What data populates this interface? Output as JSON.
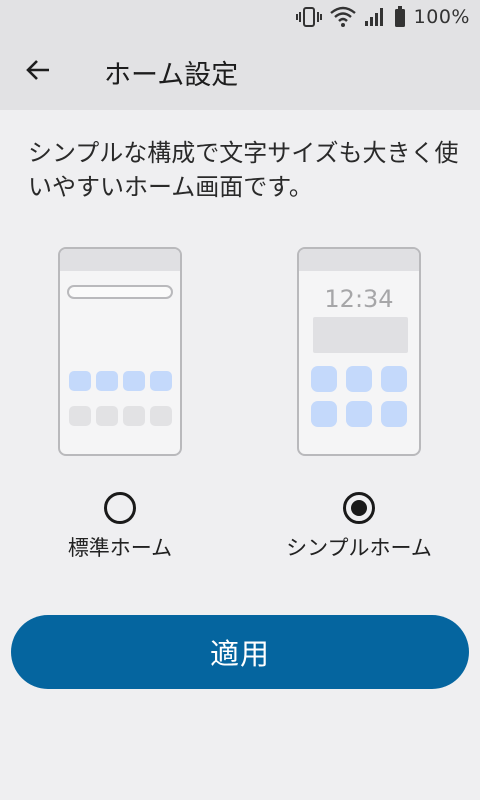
{
  "status_bar": {
    "battery_text": "100%",
    "icons": [
      "vibrate-icon",
      "wifi-icon",
      "signal-icon",
      "battery-icon"
    ]
  },
  "app_bar": {
    "back_icon": "arrow-left-icon",
    "title": "ホーム設定"
  },
  "description": "シンプルな構成で文字サイズも大きく使いやすいホーム画面です。",
  "options": [
    {
      "id": "standard",
      "label": "標準ホーム",
      "selected": false
    },
    {
      "id": "simple",
      "label": "シンプルホーム",
      "selected": true,
      "preview_clock": "12:34"
    }
  ],
  "apply_button": {
    "label": "適用"
  },
  "colors": {
    "primary": "#05659f",
    "app_bar_bg": "#e2e2e4",
    "page_bg": "#efeff1",
    "icon_tile": "#c4d9fb"
  }
}
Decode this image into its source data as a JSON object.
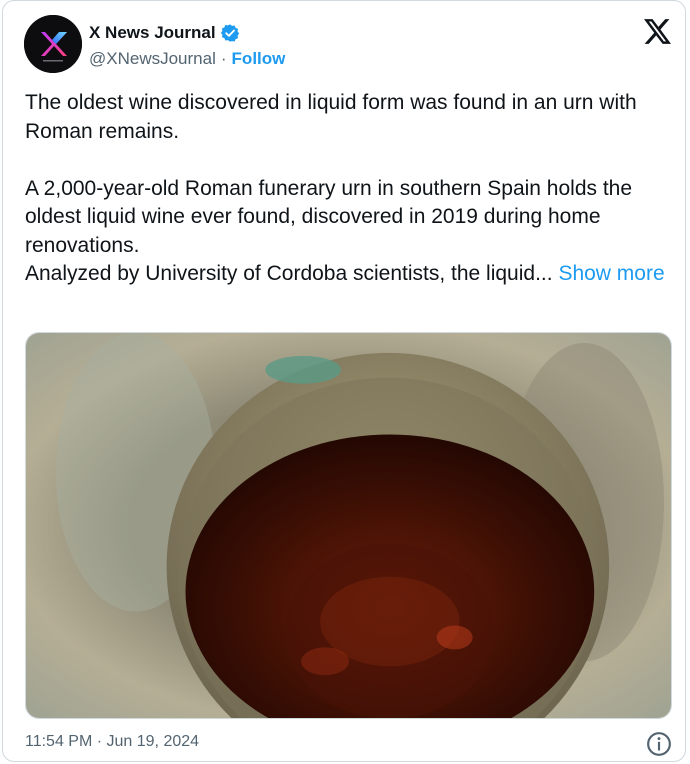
{
  "author": {
    "display_name": "X News Journal",
    "handle": "@XNewsJournal",
    "separator": "·",
    "follow_label": "Follow",
    "verified": true
  },
  "brand": {
    "logo_icon": "x-logo-icon"
  },
  "tweet": {
    "paragraph1": "The oldest wine discovered in liquid form was found in an urn with Roman remains.",
    "paragraph2": "A 2,000-year-old Roman funerary urn in southern Spain holds the oldest liquid wine ever found, discovered in 2019 during home renovations.",
    "paragraph3_text": "Analyzed by University of Cordoba scientists, the liquid...",
    "show_more_label": "Show more",
    "media_icon": "photo-urn-wine"
  },
  "footer": {
    "timestamp": "11:54 PM · Jun 19, 2024",
    "info_icon": "info-icon"
  },
  "colors": {
    "accent": "#1d9bf0",
    "text_primary": "#0f1419",
    "text_secondary": "#536471",
    "border": "#cfd9de",
    "verified": "#1d9bf0"
  }
}
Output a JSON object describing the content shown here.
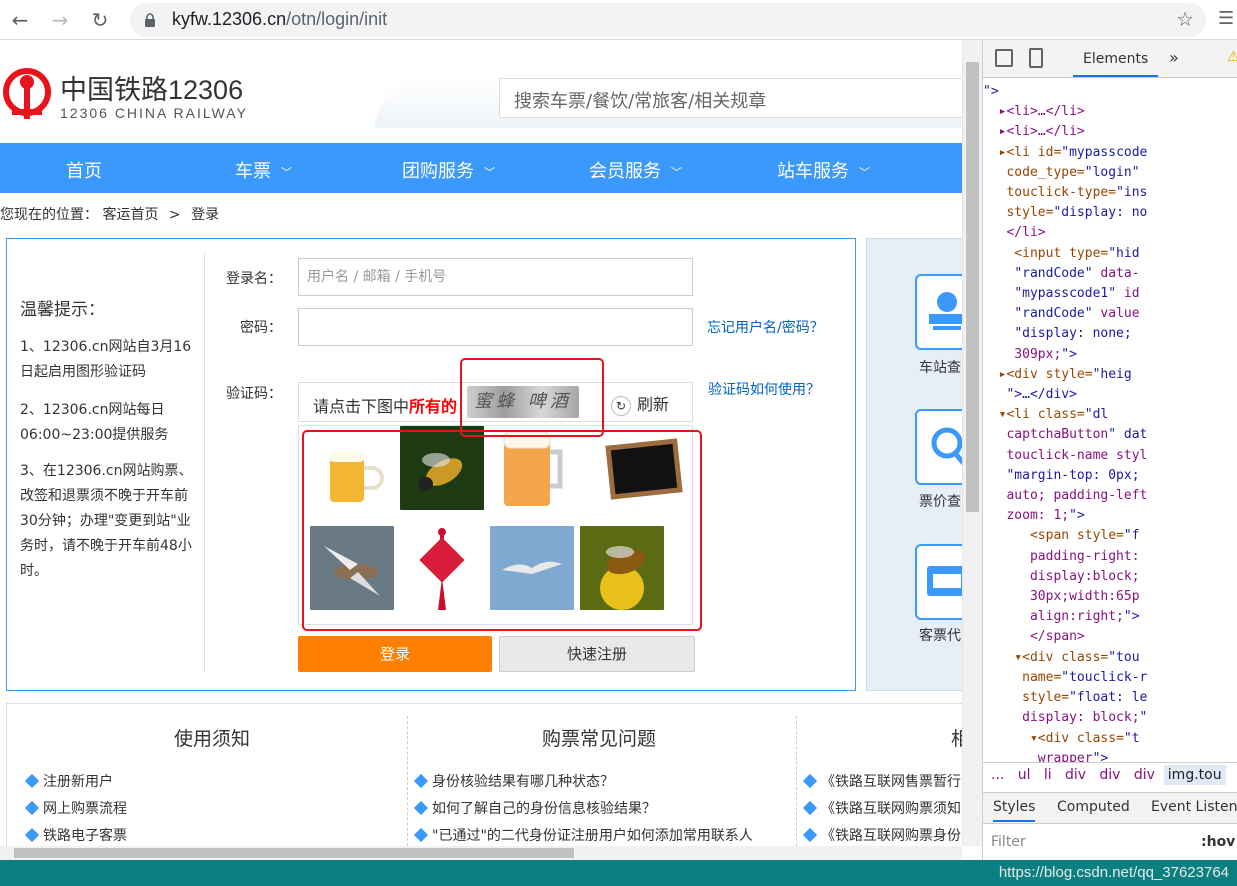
{
  "browser": {
    "url_domain": "kyfw.12306.cn",
    "url_path": "/otn/login/init"
  },
  "header": {
    "logo_cn": "中国铁路12306",
    "logo_en": "12306 CHINA RAILWAY",
    "search_placeholder": "搜索车票/餐饮/常旅客/相关规章"
  },
  "nav": {
    "items": [
      {
        "label": "首页"
      },
      {
        "label": "车票"
      },
      {
        "label": "团购服务"
      },
      {
        "label": "会员服务"
      },
      {
        "label": "站车服务"
      }
    ]
  },
  "breadcrumb": {
    "prefix": "您现在的位置：",
    "home": "客运首页",
    "sep": ">",
    "current": "登录"
  },
  "tips": {
    "title": "温馨提示：",
    "items": [
      "1、12306.cn网站自3月16日起启用图形验证码",
      "2、12306.cn网站每日06:00~23:00提供服务",
      "3、在12306.cn网站购票、改签和退票须不晚于开车前30分钟；办理\"变更到站\"业务时，请不晚于开车前48小时。"
    ]
  },
  "form": {
    "username_label": "登录名：",
    "username_placeholder": "用户名 / 邮箱 / 手机号",
    "password_label": "密码：",
    "forgot_link": "忘记用户名/密码？",
    "captcha_label": "验证码：",
    "captcha_help_link": "验证码如何使用？",
    "captcha_prompt": "请点击下图中",
    "captcha_prompt_bold": "所有的",
    "captcha_words": "蜜蜂 啤酒",
    "refresh_label": "刷新",
    "login_button": "登录",
    "register_button": "快速注册"
  },
  "captcha_tiles": [
    {
      "icon": "beer-mug-icon"
    },
    {
      "icon": "bee-icon"
    },
    {
      "icon": "beer-glass-icon"
    },
    {
      "icon": "chalkboard-icon"
    },
    {
      "icon": "bird-icon"
    },
    {
      "icon": "chinese-knot-icon"
    },
    {
      "icon": "seagull-icon"
    },
    {
      "icon": "bee-on-flower-icon"
    }
  ],
  "side": {
    "items": [
      {
        "label": "车站查",
        "icon": "station-icon"
      },
      {
        "label": "票价查",
        "icon": "magnifier-icon"
      },
      {
        "label": "客票代",
        "icon": "ticket-agent-icon"
      }
    ]
  },
  "bottom": {
    "columns": [
      {
        "title": "使用须知",
        "items": [
          "注册新用户",
          "网上购票流程",
          "铁路电子客票"
        ]
      },
      {
        "title": "购票常见问题",
        "items": [
          "身份核验结果有哪几种状态？",
          "如何了解自己的身份信息核验结果？",
          "\"已通过\"的二代身份证注册用户如何添加常用联系人"
        ]
      },
      {
        "title": "相",
        "items": [
          "《铁路互联网售票暂行",
          "《铁路互联网购票须知",
          "《铁路互联网购票身份"
        ]
      }
    ]
  },
  "devtools": {
    "tab_label": "Elements",
    "more": "»",
    "code_lines": [
      "\">",
      "  ▸<li>…</li>",
      "  ▸<li>…</li>",
      "  ▸<li id=\"mypasscode",
      "   code_type=\"login\"",
      "   touclick-type=\"ins",
      "   style=\"display: no",
      "   </li>",
      "    <input type=\"hid",
      "    \"randCode\" data-",
      "    \"mypasscode1\" id",
      "    \"randCode\" value",
      "    \"display: none; ",
      "    309px;\">",
      "  ▸<div style=\"heig",
      "   \">…</div>",
      "  ▾<li class=\"dl",
      "   captchaButton\" dat",
      "   touclick-name styl",
      "   \"margin-top: 0px; ",
      "   auto; padding-left",
      "   zoom: 1;\">",
      "      <span style=\"f",
      "      padding-right:",
      "      display:block;",
      "      30px;width:65p",
      "      align:right;\">",
      "      </span>",
      "    ▾<div class=\"tou",
      "     name=\"touclick-r",
      "     style=\"float: le",
      "     display: block;\"",
      "      ▾<div class=\"t",
      "       wrapper\">"
    ],
    "crumbs": [
      "...",
      "ul",
      "li",
      "div",
      "div",
      "div"
    ],
    "crumb_selected": "img.tou",
    "style_tabs": [
      "Styles",
      "Computed",
      "Event Listene"
    ],
    "filter_placeholder": "Filter",
    "hov": ":hov"
  },
  "watermark": "https://blog.csdn.net/qq_37623764",
  "colors": {
    "nav_blue": "#3b99fc",
    "login_orange": "#ff8000",
    "highlight_red": "#e8131d",
    "link_blue": "#0061c6"
  }
}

______________________________

Leaving aside the images, write out the entries above word for word.

◆ SOLUTION:
What data populates this interface? Output as JSON.
{
  "status_bar": {
    "battery_text": "100%",
    "icons": [
      "vibrate-icon",
      "wifi-icon",
      "signal-icon",
      "battery-icon"
    ]
  },
  "app_bar": {
    "back_icon": "arrow-left-icon",
    "title": "ホーム設定"
  },
  "description": "シンプルな構成で文字サイズも大きく使いやすいホーム画面です。",
  "options": [
    {
      "id": "standard",
      "label": "標準ホーム",
      "selected": false
    },
    {
      "id": "simple",
      "label": "シンプルホーム",
      "selected": true,
      "preview_clock": "12:34"
    }
  ],
  "apply_button": {
    "label": "適用"
  },
  "colors": {
    "primary": "#05659f",
    "app_bar_bg": "#e2e2e4",
    "page_bg": "#efeff1",
    "icon_tile": "#c4d9fb"
  }
}
Decode this image into its source data as a JSON object.
{
  "author": {
    "display_name": "X News Journal",
    "handle": "@XNewsJournal",
    "separator": "·",
    "follow_label": "Follow",
    "verified": true
  },
  "brand": {
    "logo_icon": "x-logo-icon"
  },
  "tweet": {
    "paragraph1": "The oldest wine discovered in liquid form was found in an urn with Roman remains.",
    "paragraph2": "A 2,000-year-old Roman funerary urn in southern Spain holds the oldest liquid wine ever found, discovered in 2019 during home renovations.",
    "paragraph3_text": "Analyzed by University of Cordoba scientists, the liquid...",
    "show_more_label": "Show more",
    "media_icon": "photo-urn-wine"
  },
  "footer": {
    "timestamp": "11:54 PM · Jun 19, 2024",
    "info_icon": "info-icon"
  },
  "colors": {
    "accent": "#1d9bf0",
    "text_primary": "#0f1419",
    "text_secondary": "#536471",
    "border": "#cfd9de",
    "verified": "#1d9bf0"
  }
}
Output a JSON object describing the content shown here.
{
  "browser": {
    "url_domain": "kyfw.12306.cn",
    "url_path": "/otn/login/init"
  },
  "header": {
    "logo_cn": "中国铁路12306",
    "logo_en": "12306 CHINA RAILWAY",
    "search_placeholder": "搜索车票/餐饮/常旅客/相关规章"
  },
  "nav": {
    "items": [
      {
        "label": "首页"
      },
      {
        "label": "车票"
      },
      {
        "label": "团购服务"
      },
      {
        "label": "会员服务"
      },
      {
        "label": "站车服务"
      }
    ]
  },
  "breadcrumb": {
    "prefix": "您现在的位置：",
    "home": "客运首页",
    "sep": ">",
    "current": "登录"
  },
  "tips": {
    "title": "温馨提示：",
    "items": [
      "1、12306.cn网站自3月16日起启用图形验证码",
      "2、12306.cn网站每日06:00~23:00提供服务",
      "3、在12306.cn网站购票、改签和退票须不晚于开车前30分钟；办理\"变更到站\"业务时，请不晚于开车前48小时。"
    ]
  },
  "form": {
    "username_label": "登录名：",
    "username_placeholder": "用户名 / 邮箱 / 手机号",
    "password_label": "密码：",
    "forgot_link": "忘记用户名/密码？",
    "captcha_label": "验证码：",
    "captcha_help_link": "验证码如何使用？",
    "captcha_prompt": "请点击下图中",
    "captcha_prompt_bold": "所有的",
    "captcha_words": "蜜蜂 啤酒",
    "refresh_label": "刷新",
    "login_button": "登录",
    "register_button": "快速注册"
  },
  "captcha_tiles": [
    {
      "icon": "beer-mug-icon"
    },
    {
      "icon": "bee-icon"
    },
    {
      "icon": "beer-glass-icon"
    },
    {
      "icon": "chalkboard-icon"
    },
    {
      "icon": "bird-icon"
    },
    {
      "icon": "chinese-knot-icon"
    },
    {
      "icon": "seagull-icon"
    },
    {
      "icon": "bee-on-flower-icon"
    }
  ],
  "side": {
    "items": [
      {
        "label": "车站查",
        "icon": "station-icon"
      },
      {
        "label": "票价查",
        "icon": "magnifier-icon"
      },
      {
        "label": "客票代",
        "icon": "ticket-agent-icon"
      }
    ]
  },
  "bottom": {
    "columns": [
      {
        "title": "使用须知",
        "items": [
          "注册新用户",
          "网上购票流程",
          "铁路电子客票"
        ]
      },
      {
        "title": "购票常见问题",
        "items": [
          "身份核验结果有哪几种状态？",
          "如何了解自己的身份信息核验结果？",
          "\"已通过\"的二代身份证注册用户如何添加常用联系人"
        ]
      },
      {
        "title": "相",
        "items": [
          "《铁路互联网售票暂行",
          "《铁路互联网购票须知",
          "《铁路互联网购票身份"
        ]
      }
    ]
  },
  "devtools": {
    "tab_label": "Elements",
    "more": "»",
    "code_lines": [
      "\">",
      "  ▸<li>…</li>",
      "  ▸<li>…</li>",
      "  ▸<li id=\"mypasscode",
      "   code_type=\"login\"",
      "   touclick-type=\"ins",
      "   style=\"display: no",
      "   </li>",
      "    <input type=\"hid",
      "    \"randCode\" data-",
      "    \"mypasscode1\" id",
      "    \"randCode\" value",
      "    \"display: none; ",
      "    309px;\">",
      "  ▸<div style=\"heig",
      "   \">…</div>",
      "  ▾<li class=\"dl",
      "   captchaButton\" dat",
      "   touclick-name styl",
      "   \"margin-top: 0px; ",
      "   auto; padding-left",
      "   zoom: 1;\">",
      "      <span style=\"f",
      "      padding-right:",
      "      display:block;",
      "      30px;width:65p",
      "      align:right;\">",
      "      </span>",
      "    ▾<div class=\"tou",
      "     name=\"touclick-r",
      "     style=\"float: le",
      "     display: block;\"",
      "      ▾<div class=\"t",
      "       wrapper\">"
    ],
    "crumbs": [
      "...",
      "ul",
      "li",
      "div",
      "div",
      "div"
    ],
    "crumb_selected": "img.tou",
    "style_tabs": [
      "Styles",
      "Computed",
      "Event Listene"
    ],
    "filter_placeholder": "Filter",
    "hov": ":hov"
  },
  "watermark": "https://blog.csdn.net/qq_37623764",
  "colors": {
    "nav_blue": "#3b99fc",
    "login_orange": "#ff8000",
    "highlight_red": "#e8131d",
    "link_blue": "#0061c6"
  }
}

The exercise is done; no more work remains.